All lines holding the string "Transverse" are to be shown.

■ DATASET RECORDS:
— begin —
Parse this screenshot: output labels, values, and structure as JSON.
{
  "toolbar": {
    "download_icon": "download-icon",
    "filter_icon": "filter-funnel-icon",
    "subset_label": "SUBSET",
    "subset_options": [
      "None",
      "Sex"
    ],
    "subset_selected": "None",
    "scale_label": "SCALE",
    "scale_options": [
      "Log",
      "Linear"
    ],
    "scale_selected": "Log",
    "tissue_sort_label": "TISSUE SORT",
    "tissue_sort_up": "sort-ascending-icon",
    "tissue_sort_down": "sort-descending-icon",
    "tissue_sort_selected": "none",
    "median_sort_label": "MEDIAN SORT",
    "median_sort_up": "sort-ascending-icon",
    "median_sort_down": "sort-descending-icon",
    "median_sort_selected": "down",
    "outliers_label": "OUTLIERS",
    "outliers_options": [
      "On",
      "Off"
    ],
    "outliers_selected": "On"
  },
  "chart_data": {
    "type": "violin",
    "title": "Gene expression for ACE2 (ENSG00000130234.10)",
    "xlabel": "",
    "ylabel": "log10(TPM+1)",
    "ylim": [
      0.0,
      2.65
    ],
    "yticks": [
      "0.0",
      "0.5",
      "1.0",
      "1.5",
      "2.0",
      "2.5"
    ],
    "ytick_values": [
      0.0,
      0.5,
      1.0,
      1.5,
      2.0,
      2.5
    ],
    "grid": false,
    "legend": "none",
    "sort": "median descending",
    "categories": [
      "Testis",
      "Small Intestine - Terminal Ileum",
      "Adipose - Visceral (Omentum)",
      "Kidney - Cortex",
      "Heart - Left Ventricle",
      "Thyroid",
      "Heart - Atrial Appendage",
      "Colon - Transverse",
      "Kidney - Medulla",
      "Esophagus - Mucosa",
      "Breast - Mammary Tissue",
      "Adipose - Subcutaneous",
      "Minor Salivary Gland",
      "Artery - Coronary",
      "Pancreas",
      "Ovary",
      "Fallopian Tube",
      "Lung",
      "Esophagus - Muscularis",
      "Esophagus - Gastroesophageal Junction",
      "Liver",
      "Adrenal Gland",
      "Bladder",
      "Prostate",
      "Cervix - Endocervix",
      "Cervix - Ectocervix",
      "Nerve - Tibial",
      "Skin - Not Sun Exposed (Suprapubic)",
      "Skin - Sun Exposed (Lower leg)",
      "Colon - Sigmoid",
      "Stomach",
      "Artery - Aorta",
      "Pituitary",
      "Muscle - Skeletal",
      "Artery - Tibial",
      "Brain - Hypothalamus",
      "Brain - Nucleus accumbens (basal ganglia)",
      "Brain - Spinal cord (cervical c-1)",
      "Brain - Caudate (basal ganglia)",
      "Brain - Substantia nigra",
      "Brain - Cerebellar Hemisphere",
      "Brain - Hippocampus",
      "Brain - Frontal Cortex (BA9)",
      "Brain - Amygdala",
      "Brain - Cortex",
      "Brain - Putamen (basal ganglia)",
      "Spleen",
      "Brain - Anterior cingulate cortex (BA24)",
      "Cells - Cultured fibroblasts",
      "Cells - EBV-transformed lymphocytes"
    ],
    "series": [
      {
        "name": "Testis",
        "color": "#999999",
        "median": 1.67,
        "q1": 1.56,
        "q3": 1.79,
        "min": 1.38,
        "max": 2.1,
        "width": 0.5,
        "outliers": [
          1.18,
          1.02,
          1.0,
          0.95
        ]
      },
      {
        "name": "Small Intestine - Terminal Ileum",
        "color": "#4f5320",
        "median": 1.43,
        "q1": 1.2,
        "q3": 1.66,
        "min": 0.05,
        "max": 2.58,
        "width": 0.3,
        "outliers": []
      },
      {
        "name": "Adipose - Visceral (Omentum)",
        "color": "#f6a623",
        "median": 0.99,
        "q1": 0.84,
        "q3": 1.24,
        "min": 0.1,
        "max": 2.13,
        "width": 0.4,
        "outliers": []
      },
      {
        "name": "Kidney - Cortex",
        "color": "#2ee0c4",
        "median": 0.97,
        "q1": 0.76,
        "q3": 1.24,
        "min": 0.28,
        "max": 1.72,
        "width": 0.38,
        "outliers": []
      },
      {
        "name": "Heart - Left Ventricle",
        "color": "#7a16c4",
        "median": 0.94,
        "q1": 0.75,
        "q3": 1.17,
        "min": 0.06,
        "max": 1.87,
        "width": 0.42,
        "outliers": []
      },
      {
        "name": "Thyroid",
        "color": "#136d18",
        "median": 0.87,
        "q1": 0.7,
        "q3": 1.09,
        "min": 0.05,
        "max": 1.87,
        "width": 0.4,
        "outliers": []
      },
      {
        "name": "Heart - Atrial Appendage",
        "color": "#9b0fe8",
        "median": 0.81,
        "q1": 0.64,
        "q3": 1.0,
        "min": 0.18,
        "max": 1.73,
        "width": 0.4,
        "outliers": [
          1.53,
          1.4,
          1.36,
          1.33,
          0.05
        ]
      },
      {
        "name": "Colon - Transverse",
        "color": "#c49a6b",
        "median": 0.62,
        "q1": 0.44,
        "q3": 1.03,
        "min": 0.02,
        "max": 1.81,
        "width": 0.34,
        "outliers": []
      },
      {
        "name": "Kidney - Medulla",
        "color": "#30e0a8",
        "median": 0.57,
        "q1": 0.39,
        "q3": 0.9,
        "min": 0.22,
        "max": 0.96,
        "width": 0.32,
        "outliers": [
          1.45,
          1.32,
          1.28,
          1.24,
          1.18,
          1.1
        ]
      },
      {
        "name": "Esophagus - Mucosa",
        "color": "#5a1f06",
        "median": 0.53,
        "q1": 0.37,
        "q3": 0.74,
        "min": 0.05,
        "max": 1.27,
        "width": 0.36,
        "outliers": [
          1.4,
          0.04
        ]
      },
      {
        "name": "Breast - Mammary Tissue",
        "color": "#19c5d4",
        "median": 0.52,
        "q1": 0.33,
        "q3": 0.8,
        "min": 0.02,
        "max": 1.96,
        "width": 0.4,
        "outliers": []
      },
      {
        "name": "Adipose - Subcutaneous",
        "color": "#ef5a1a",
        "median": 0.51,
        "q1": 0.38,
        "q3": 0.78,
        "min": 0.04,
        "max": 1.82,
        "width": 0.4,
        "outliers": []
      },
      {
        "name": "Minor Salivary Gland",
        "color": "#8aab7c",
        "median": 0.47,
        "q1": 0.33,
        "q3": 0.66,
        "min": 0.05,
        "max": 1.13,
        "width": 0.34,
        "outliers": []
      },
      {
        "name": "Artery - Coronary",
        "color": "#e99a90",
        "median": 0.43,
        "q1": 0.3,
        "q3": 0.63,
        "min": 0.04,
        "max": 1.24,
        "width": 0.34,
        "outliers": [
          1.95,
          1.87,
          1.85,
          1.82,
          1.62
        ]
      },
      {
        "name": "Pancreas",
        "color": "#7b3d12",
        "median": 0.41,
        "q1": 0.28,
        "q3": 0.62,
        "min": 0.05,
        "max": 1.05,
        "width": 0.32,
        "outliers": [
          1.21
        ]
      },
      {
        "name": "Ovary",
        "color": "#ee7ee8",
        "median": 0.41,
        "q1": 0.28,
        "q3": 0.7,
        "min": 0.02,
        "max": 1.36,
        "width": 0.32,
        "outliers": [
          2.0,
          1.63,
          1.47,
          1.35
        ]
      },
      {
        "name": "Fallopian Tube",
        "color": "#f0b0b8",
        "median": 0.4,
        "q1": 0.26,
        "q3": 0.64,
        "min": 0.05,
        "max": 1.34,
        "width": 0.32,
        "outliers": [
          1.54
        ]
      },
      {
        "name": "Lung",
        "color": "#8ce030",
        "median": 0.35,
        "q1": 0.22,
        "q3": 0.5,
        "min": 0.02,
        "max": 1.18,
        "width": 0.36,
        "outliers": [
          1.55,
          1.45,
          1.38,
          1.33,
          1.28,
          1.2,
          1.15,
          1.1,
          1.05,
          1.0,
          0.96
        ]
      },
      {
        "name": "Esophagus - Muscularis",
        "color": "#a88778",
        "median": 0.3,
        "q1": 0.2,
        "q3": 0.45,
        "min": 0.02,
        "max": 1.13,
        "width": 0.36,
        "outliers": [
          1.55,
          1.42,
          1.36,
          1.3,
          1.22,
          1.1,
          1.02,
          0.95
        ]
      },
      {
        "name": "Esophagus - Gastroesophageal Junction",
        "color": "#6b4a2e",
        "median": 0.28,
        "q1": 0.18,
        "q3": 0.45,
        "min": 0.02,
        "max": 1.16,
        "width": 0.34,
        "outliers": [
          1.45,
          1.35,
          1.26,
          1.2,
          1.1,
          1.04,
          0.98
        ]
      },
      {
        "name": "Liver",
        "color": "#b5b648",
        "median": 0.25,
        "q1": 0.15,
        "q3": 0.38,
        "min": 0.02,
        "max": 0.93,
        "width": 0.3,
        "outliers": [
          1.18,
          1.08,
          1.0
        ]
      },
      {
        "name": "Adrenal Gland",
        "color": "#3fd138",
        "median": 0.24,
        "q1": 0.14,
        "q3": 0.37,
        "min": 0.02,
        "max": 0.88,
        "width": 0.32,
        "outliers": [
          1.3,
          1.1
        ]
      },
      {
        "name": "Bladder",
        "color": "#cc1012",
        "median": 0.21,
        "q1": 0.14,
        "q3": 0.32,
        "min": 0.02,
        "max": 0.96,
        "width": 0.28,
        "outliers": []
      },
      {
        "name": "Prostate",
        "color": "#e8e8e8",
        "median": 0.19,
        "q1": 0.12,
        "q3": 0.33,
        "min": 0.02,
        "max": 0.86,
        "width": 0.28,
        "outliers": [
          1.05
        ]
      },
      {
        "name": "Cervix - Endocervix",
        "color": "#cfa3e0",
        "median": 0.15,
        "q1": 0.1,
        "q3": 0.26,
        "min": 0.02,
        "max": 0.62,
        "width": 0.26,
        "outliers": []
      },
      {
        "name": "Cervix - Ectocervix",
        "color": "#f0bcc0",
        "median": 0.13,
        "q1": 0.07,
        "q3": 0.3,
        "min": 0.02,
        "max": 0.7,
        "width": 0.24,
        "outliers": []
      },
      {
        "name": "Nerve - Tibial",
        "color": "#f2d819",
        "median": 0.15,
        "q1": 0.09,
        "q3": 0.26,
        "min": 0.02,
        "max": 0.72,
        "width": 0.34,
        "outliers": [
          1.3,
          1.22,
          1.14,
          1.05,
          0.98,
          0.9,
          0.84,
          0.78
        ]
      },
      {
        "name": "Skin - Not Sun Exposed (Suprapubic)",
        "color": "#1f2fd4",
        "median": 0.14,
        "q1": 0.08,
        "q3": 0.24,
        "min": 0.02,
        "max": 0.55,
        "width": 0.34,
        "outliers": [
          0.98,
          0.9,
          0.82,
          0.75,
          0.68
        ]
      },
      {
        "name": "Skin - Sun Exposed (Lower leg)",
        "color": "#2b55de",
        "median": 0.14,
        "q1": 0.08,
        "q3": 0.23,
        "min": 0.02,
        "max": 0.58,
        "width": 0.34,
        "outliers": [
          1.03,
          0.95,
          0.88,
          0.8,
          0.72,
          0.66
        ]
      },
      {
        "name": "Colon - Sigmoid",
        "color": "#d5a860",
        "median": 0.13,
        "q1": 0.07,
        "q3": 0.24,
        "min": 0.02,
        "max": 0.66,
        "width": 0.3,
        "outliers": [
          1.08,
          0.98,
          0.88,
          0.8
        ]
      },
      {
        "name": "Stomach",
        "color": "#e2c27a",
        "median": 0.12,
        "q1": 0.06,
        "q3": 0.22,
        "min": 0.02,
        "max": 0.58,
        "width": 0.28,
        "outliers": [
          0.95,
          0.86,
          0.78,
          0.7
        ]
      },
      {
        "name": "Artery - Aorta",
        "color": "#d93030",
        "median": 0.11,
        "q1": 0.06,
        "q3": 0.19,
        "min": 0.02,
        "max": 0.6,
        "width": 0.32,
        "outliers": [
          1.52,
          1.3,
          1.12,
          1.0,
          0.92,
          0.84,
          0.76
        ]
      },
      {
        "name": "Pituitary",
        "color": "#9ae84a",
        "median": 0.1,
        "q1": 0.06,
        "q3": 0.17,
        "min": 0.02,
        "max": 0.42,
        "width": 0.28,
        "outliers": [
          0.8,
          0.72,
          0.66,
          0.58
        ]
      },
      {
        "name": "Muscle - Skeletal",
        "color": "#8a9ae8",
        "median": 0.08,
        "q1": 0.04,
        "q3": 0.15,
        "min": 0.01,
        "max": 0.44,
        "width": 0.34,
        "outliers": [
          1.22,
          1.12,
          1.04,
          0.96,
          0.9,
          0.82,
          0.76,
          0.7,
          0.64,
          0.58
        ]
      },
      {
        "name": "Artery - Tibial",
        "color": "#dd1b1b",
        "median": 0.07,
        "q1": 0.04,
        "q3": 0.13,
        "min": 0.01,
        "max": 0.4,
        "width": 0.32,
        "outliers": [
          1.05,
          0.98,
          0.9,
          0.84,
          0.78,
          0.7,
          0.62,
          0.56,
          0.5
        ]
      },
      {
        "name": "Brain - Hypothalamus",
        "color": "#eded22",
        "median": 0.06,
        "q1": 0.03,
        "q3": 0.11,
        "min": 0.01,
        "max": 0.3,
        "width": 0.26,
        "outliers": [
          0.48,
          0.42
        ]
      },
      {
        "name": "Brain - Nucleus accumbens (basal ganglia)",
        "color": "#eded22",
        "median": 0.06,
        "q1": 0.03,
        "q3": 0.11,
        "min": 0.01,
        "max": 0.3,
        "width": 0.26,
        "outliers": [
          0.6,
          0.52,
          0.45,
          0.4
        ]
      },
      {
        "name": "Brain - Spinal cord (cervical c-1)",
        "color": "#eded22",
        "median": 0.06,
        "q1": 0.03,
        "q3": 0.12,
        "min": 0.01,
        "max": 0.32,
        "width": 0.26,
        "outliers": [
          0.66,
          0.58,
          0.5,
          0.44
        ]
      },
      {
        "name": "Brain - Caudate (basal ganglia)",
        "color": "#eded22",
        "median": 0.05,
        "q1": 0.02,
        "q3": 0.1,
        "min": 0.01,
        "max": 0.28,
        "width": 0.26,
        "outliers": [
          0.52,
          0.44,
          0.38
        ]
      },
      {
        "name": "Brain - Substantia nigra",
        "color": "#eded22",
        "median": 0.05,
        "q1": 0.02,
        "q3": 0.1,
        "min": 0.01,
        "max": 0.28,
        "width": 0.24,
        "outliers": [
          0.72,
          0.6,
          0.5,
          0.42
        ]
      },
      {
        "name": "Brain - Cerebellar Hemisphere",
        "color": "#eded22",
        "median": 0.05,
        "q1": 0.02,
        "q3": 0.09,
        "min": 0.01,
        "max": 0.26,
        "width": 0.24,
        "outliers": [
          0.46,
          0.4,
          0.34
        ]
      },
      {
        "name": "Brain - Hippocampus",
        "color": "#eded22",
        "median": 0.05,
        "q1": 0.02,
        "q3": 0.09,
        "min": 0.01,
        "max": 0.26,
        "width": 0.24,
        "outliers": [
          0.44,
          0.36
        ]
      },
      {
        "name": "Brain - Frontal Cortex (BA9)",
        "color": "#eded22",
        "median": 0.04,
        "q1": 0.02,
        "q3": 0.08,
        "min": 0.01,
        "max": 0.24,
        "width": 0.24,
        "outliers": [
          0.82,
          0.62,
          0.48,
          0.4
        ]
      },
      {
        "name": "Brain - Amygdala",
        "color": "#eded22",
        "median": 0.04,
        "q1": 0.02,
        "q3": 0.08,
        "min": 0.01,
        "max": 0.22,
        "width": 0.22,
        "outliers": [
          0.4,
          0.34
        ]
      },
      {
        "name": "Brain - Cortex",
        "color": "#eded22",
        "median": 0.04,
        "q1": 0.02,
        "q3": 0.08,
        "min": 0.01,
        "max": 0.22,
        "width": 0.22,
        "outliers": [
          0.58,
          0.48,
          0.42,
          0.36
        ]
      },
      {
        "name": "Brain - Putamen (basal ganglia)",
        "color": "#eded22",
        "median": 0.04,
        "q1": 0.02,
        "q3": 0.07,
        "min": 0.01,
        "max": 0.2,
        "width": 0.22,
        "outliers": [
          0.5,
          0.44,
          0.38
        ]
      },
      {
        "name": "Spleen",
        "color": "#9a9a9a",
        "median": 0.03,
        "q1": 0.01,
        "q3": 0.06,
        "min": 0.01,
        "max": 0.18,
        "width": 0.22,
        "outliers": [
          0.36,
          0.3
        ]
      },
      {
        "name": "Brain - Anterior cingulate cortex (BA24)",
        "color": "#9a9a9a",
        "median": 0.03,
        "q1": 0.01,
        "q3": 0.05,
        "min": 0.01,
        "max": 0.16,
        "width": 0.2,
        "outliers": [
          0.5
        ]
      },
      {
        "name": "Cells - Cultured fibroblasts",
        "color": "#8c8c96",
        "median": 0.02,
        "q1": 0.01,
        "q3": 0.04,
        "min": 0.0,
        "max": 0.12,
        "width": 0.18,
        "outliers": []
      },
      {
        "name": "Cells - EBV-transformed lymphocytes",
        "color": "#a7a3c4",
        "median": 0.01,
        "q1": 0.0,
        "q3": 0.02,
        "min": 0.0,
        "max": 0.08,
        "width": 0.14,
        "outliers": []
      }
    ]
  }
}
— end —
■ THE RESULT:
      "Colon - Transverse",
        "name": "Colon - Transverse",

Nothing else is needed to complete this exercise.